Data shown start

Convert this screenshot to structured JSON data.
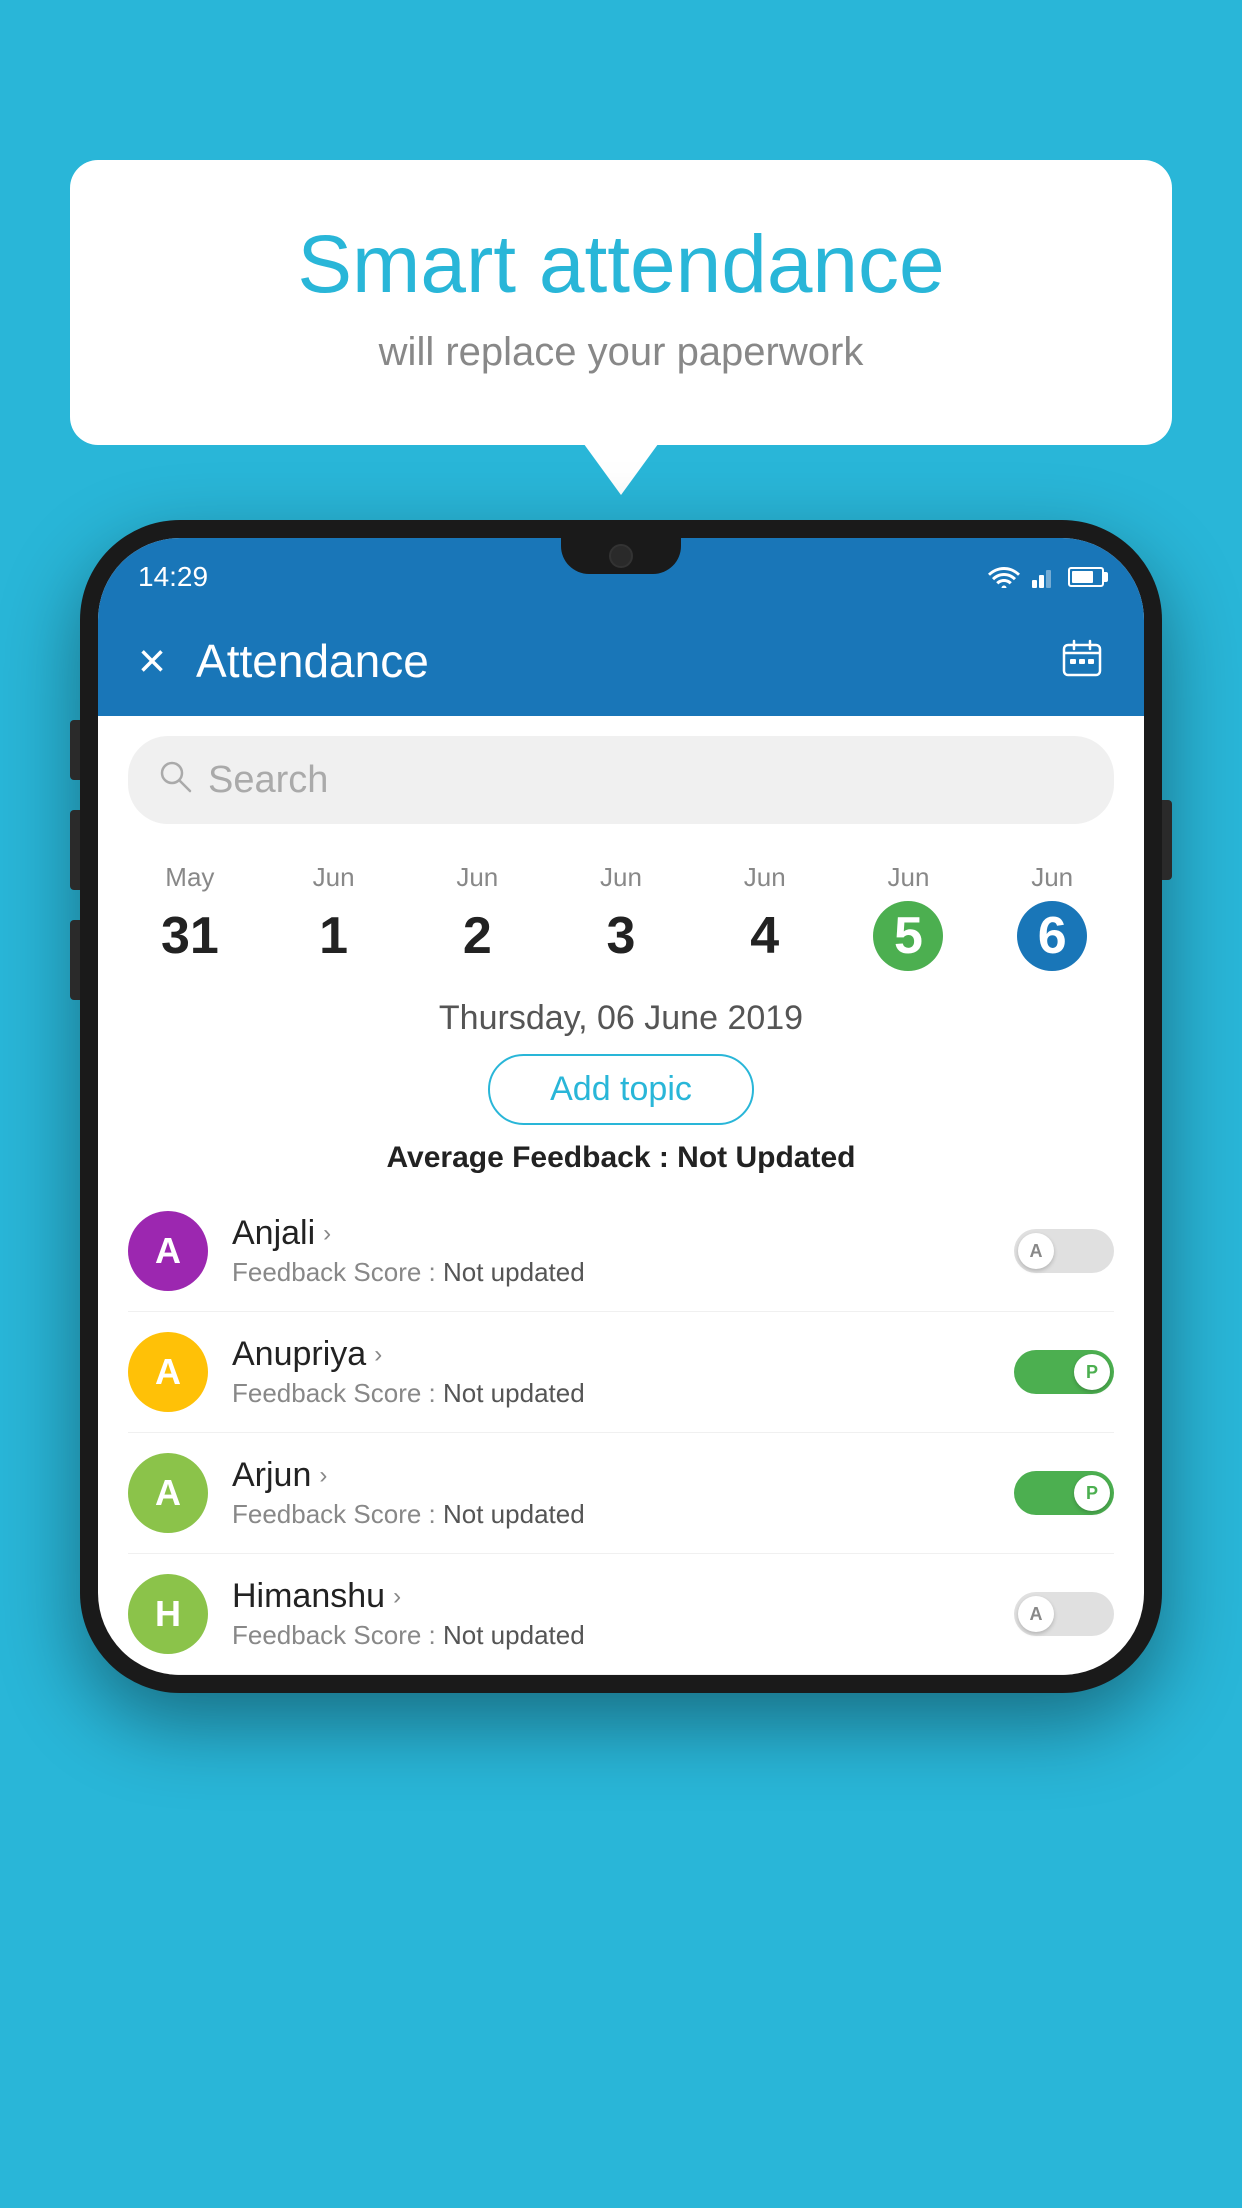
{
  "background_color": "#29b6d8",
  "bubble": {
    "title": "Smart attendance",
    "subtitle": "will replace your paperwork"
  },
  "status_bar": {
    "time": "14:29",
    "icons": [
      "wifi",
      "signal",
      "battery"
    ]
  },
  "app_bar": {
    "title": "Attendance",
    "close_label": "×"
  },
  "search": {
    "placeholder": "Search"
  },
  "calendar": {
    "days": [
      {
        "month": "May",
        "date": "31",
        "state": "normal"
      },
      {
        "month": "Jun",
        "date": "1",
        "state": "normal"
      },
      {
        "month": "Jun",
        "date": "2",
        "state": "normal"
      },
      {
        "month": "Jun",
        "date": "3",
        "state": "normal"
      },
      {
        "month": "Jun",
        "date": "4",
        "state": "normal"
      },
      {
        "month": "Jun",
        "date": "5",
        "state": "today"
      },
      {
        "month": "Jun",
        "date": "6",
        "state": "selected"
      }
    ],
    "selected_date": "Thursday, 06 June 2019"
  },
  "add_topic_label": "Add topic",
  "avg_feedback": {
    "label": "Average Feedback : ",
    "value": "Not Updated"
  },
  "students": [
    {
      "name": "Anjali",
      "avatar_letter": "A",
      "avatar_color": "#9c27b0",
      "feedback_label": "Feedback Score : ",
      "feedback_value": "Not updated",
      "toggle_state": "off",
      "toggle_letter": "A"
    },
    {
      "name": "Anupriya",
      "avatar_letter": "A",
      "avatar_color": "#ffc107",
      "feedback_label": "Feedback Score : ",
      "feedback_value": "Not updated",
      "toggle_state": "on",
      "toggle_letter": "P"
    },
    {
      "name": "Arjun",
      "avatar_letter": "A",
      "avatar_color": "#8bc34a",
      "feedback_label": "Feedback Score : ",
      "feedback_value": "Not updated",
      "toggle_state": "on",
      "toggle_letter": "P"
    },
    {
      "name": "Himanshu",
      "avatar_letter": "H",
      "avatar_color": "#8bc34a",
      "feedback_label": "Feedback Score : ",
      "feedback_value": "Not updated",
      "toggle_state": "off",
      "toggle_letter": "A"
    }
  ]
}
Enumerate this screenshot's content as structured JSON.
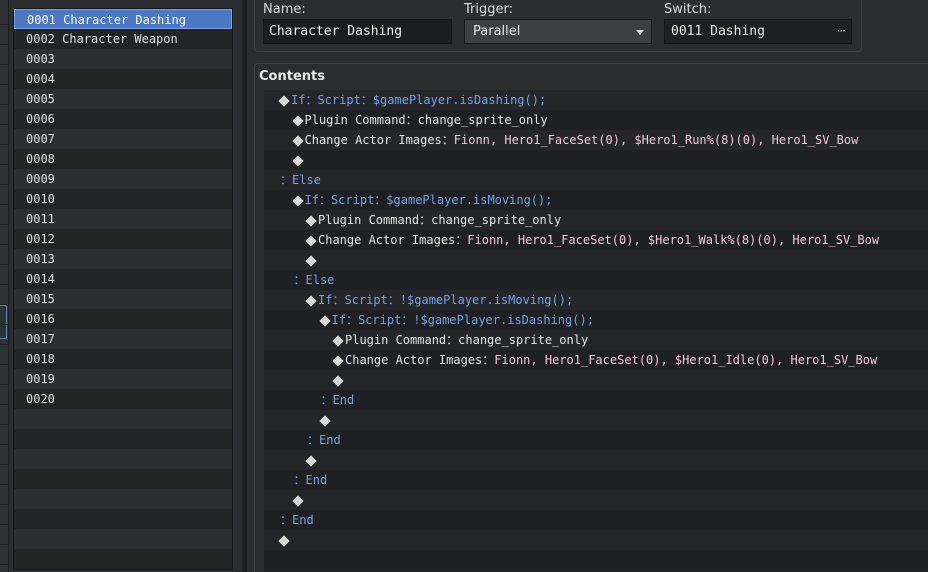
{
  "event_list": [
    "0001 Character Dashing",
    "0002 Character Weapon",
    "0003",
    "0004",
    "0005",
    "0006",
    "0007",
    "0008",
    "0009",
    "0010",
    "0011",
    "0012",
    "0013",
    "0014",
    "0015",
    "0016",
    "0017",
    "0018",
    "0019",
    "0020",
    "",
    "",
    "",
    "",
    "",
    "",
    "",
    ""
  ],
  "selected_index": 0,
  "header": {
    "name_label": "Name:",
    "name_value": "Character Dashing",
    "trigger_label": "Trigger:",
    "trigger_value": "Parallel",
    "switch_label": "Switch:",
    "switch_value": "0011 Dashing",
    "switch_button": "···"
  },
  "contents_title": "Contents",
  "colors": {
    "keyword": "#6fa3e6",
    "text": "#e6e6e6",
    "args": "#f2c8dc",
    "selection": "#4a78c5"
  },
  "code_lines": [
    {
      "indent": 0,
      "diamond": true,
      "segs": [
        [
          "If：Script：$gamePlayer.isDashing();",
          "blue"
        ]
      ]
    },
    {
      "indent": 1,
      "diamond": true,
      "segs": [
        [
          "Plugin Command：",
          "white"
        ],
        [
          "change_sprite_only",
          "white"
        ]
      ]
    },
    {
      "indent": 1,
      "diamond": true,
      "segs": [
        [
          "Change Actor Images：",
          "white"
        ],
        [
          "Fionn, Hero1_FaceSet(0), $Hero1_Run%(8)(0), Hero1_SV_Bow",
          "pink"
        ]
      ]
    },
    {
      "indent": 1,
      "diamond": true,
      "segs": []
    },
    {
      "indent": 0,
      "diamond": false,
      "segs": [
        [
          "：Else",
          "blue"
        ]
      ]
    },
    {
      "indent": 1,
      "diamond": true,
      "segs": [
        [
          "If：Script：$gamePlayer.isMoving();",
          "blue"
        ]
      ]
    },
    {
      "indent": 2,
      "diamond": true,
      "segs": [
        [
          "Plugin Command：",
          "white"
        ],
        [
          "change_sprite_only",
          "white"
        ]
      ]
    },
    {
      "indent": 2,
      "diamond": true,
      "segs": [
        [
          "Change Actor Images：",
          "white"
        ],
        [
          "Fionn, Hero1_FaceSet(0), $Hero1_Walk%(8)(0), Hero1_SV_Bow",
          "pink"
        ]
      ]
    },
    {
      "indent": 2,
      "diamond": true,
      "segs": []
    },
    {
      "indent": 1,
      "diamond": false,
      "segs": [
        [
          "：Else",
          "blue"
        ]
      ]
    },
    {
      "indent": 2,
      "diamond": true,
      "segs": [
        [
          "If：Script：!$gamePlayer.isMoving();",
          "blue"
        ]
      ]
    },
    {
      "indent": 3,
      "diamond": true,
      "segs": [
        [
          "If：Script：!$gamePlayer.isDashing();",
          "blue"
        ]
      ]
    },
    {
      "indent": 4,
      "diamond": true,
      "segs": [
        [
          "Plugin Command：",
          "white"
        ],
        [
          "change_sprite_only",
          "white"
        ]
      ]
    },
    {
      "indent": 4,
      "diamond": true,
      "segs": [
        [
          "Change Actor Images：",
          "white"
        ],
        [
          "Fionn, Hero1_FaceSet(0), $Hero1_Idle(0), Hero1_SV_Bow",
          "pink"
        ]
      ]
    },
    {
      "indent": 4,
      "diamond": true,
      "segs": []
    },
    {
      "indent": 3,
      "diamond": false,
      "segs": [
        [
          "：End",
          "blue"
        ]
      ]
    },
    {
      "indent": 3,
      "diamond": true,
      "segs": []
    },
    {
      "indent": 2,
      "diamond": false,
      "segs": [
        [
          "：End",
          "blue"
        ]
      ]
    },
    {
      "indent": 2,
      "diamond": true,
      "segs": []
    },
    {
      "indent": 1,
      "diamond": false,
      "segs": [
        [
          "：End",
          "blue"
        ]
      ]
    },
    {
      "indent": 1,
      "diamond": true,
      "segs": []
    },
    {
      "indent": 0,
      "diamond": false,
      "segs": [
        [
          "：End",
          "blue"
        ]
      ]
    },
    {
      "indent": 0,
      "diamond": true,
      "segs": []
    },
    {
      "indent": 0,
      "diamond": false,
      "segs": []
    },
    {
      "indent": 0,
      "diamond": false,
      "segs": []
    }
  ]
}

Data shown end

Replicate the material above verbatim; images stay out of the copy.

## Written response
Convert this screenshot to structured JSON data.
{
  "background_color": "#29b6d8",
  "bubble": {
    "title": "Smart attendance",
    "subtitle": "will replace your paperwork"
  },
  "status_bar": {
    "time": "14:29",
    "icons": [
      "wifi",
      "signal",
      "battery"
    ]
  },
  "app_bar": {
    "title": "Attendance",
    "close_label": "×"
  },
  "search": {
    "placeholder": "Search"
  },
  "calendar": {
    "days": [
      {
        "month": "May",
        "date": "31",
        "state": "normal"
      },
      {
        "month": "Jun",
        "date": "1",
        "state": "normal"
      },
      {
        "month": "Jun",
        "date": "2",
        "state": "normal"
      },
      {
        "month": "Jun",
        "date": "3",
        "state": "normal"
      },
      {
        "month": "Jun",
        "date": "4",
        "state": "normal"
      },
      {
        "month": "Jun",
        "date": "5",
        "state": "today"
      },
      {
        "month": "Jun",
        "date": "6",
        "state": "selected"
      }
    ],
    "selected_date": "Thursday, 06 June 2019"
  },
  "add_topic_label": "Add topic",
  "avg_feedback": {
    "label": "Average Feedback : ",
    "value": "Not Updated"
  },
  "students": [
    {
      "name": "Anjali",
      "avatar_letter": "A",
      "avatar_color": "#9c27b0",
      "feedback_label": "Feedback Score : ",
      "feedback_value": "Not updated",
      "toggle_state": "off",
      "toggle_letter": "A"
    },
    {
      "name": "Anupriya",
      "avatar_letter": "A",
      "avatar_color": "#ffc107",
      "feedback_label": "Feedback Score : ",
      "feedback_value": "Not updated",
      "toggle_state": "on",
      "toggle_letter": "P"
    },
    {
      "name": "Arjun",
      "avatar_letter": "A",
      "avatar_color": "#8bc34a",
      "feedback_label": "Feedback Score : ",
      "feedback_value": "Not updated",
      "toggle_state": "on",
      "toggle_letter": "P"
    },
    {
      "name": "Himanshu",
      "avatar_letter": "H",
      "avatar_color": "#8bc34a",
      "feedback_label": "Feedback Score : ",
      "feedback_value": "Not updated",
      "toggle_state": "off",
      "toggle_letter": "A"
    }
  ]
}
Enumerate this screenshot's content as structured JSON.
{
  "event_list": [
    "0001 Character Dashing",
    "0002 Character Weapon",
    "0003",
    "0004",
    "0005",
    "0006",
    "0007",
    "0008",
    "0009",
    "0010",
    "0011",
    "0012",
    "0013",
    "0014",
    "0015",
    "0016",
    "0017",
    "0018",
    "0019",
    "0020",
    "",
    "",
    "",
    "",
    "",
    "",
    "",
    ""
  ],
  "selected_index": 0,
  "header": {
    "name_label": "Name:",
    "name_value": "Character Dashing",
    "trigger_label": "Trigger:",
    "trigger_value": "Parallel",
    "switch_label": "Switch:",
    "switch_value": "0011 Dashing",
    "switch_button": "···"
  },
  "contents_title": "Contents",
  "colors": {
    "keyword": "#6fa3e6",
    "text": "#e6e6e6",
    "args": "#f2c8dc",
    "selection": "#4a78c5"
  },
  "code_lines": [
    {
      "indent": 0,
      "diamond": true,
      "segs": [
        [
          "If：Script：$gamePlayer.isDashing();",
          "blue"
        ]
      ]
    },
    {
      "indent": 1,
      "diamond": true,
      "segs": [
        [
          "Plugin Command：",
          "white"
        ],
        [
          "change_sprite_only",
          "white"
        ]
      ]
    },
    {
      "indent": 1,
      "diamond": true,
      "segs": [
        [
          "Change Actor Images：",
          "white"
        ],
        [
          "Fionn, Hero1_FaceSet(0), $Hero1_Run%(8)(0), Hero1_SV_Bow",
          "pink"
        ]
      ]
    },
    {
      "indent": 1,
      "diamond": true,
      "segs": []
    },
    {
      "indent": 0,
      "diamond": false,
      "segs": [
        [
          "：Else",
          "blue"
        ]
      ]
    },
    {
      "indent": 1,
      "diamond": true,
      "segs": [
        [
          "If：Script：$gamePlayer.isMoving();",
          "blue"
        ]
      ]
    },
    {
      "indent": 2,
      "diamond": true,
      "segs": [
        [
          "Plugin Command：",
          "white"
        ],
        [
          "change_sprite_only",
          "white"
        ]
      ]
    },
    {
      "indent": 2,
      "diamond": true,
      "segs": [
        [
          "Change Actor Images：",
          "white"
        ],
        [
          "Fionn, Hero1_FaceSet(0), $Hero1_Walk%(8)(0), Hero1_SV_Bow",
          "pink"
        ]
      ]
    },
    {
      "indent": 2,
      "diamond": true,
      "segs": []
    },
    {
      "indent": 1,
      "diamond": false,
      "segs": [
        [
          "：Else",
          "blue"
        ]
      ]
    },
    {
      "indent": 2,
      "diamond": true,
      "segs": [
        [
          "If：Script：!$gamePlayer.isMoving();",
          "blue"
        ]
      ]
    },
    {
      "indent": 3,
      "diamond": true,
      "segs": [
        [
          "If：Script：!$gamePlayer.isDashing();",
          "blue"
        ]
      ]
    },
    {
      "indent": 4,
      "diamond": true,
      "segs": [
        [
          "Plugin Command：",
          "white"
        ],
        [
          "change_sprite_only",
          "white"
        ]
      ]
    },
    {
      "indent": 4,
      "diamond": true,
      "segs": [
        [
          "Change Actor Images：",
          "white"
        ],
        [
          "Fionn, Hero1_FaceSet(0), $Hero1_Idle(0), Hero1_SV_Bow",
          "pink"
        ]
      ]
    },
    {
      "indent": 4,
      "diamond": true,
      "segs": []
    },
    {
      "indent": 3,
      "diamond": false,
      "segs": [
        [
          "：End",
          "blue"
        ]
      ]
    },
    {
      "indent": 3,
      "diamond": true,
      "segs": []
    },
    {
      "indent": 2,
      "diamond": false,
      "segs": [
        [
          "：End",
          "blue"
        ]
      ]
    },
    {
      "indent": 2,
      "diamond": true,
      "segs": []
    },
    {
      "indent": 1,
      "diamond": false,
      "segs": [
        [
          "：End",
          "blue"
        ]
      ]
    },
    {
      "indent": 1,
      "diamond": true,
      "segs": []
    },
    {
      "indent": 0,
      "diamond": false,
      "segs": [
        [
          "：End",
          "blue"
        ]
      ]
    },
    {
      "indent": 0,
      "diamond": true,
      "segs": []
    },
    {
      "indent": 0,
      "diamond": false,
      "segs": []
    },
    {
      "indent": 0,
      "diamond": false,
      "segs": []
    }
  ]
}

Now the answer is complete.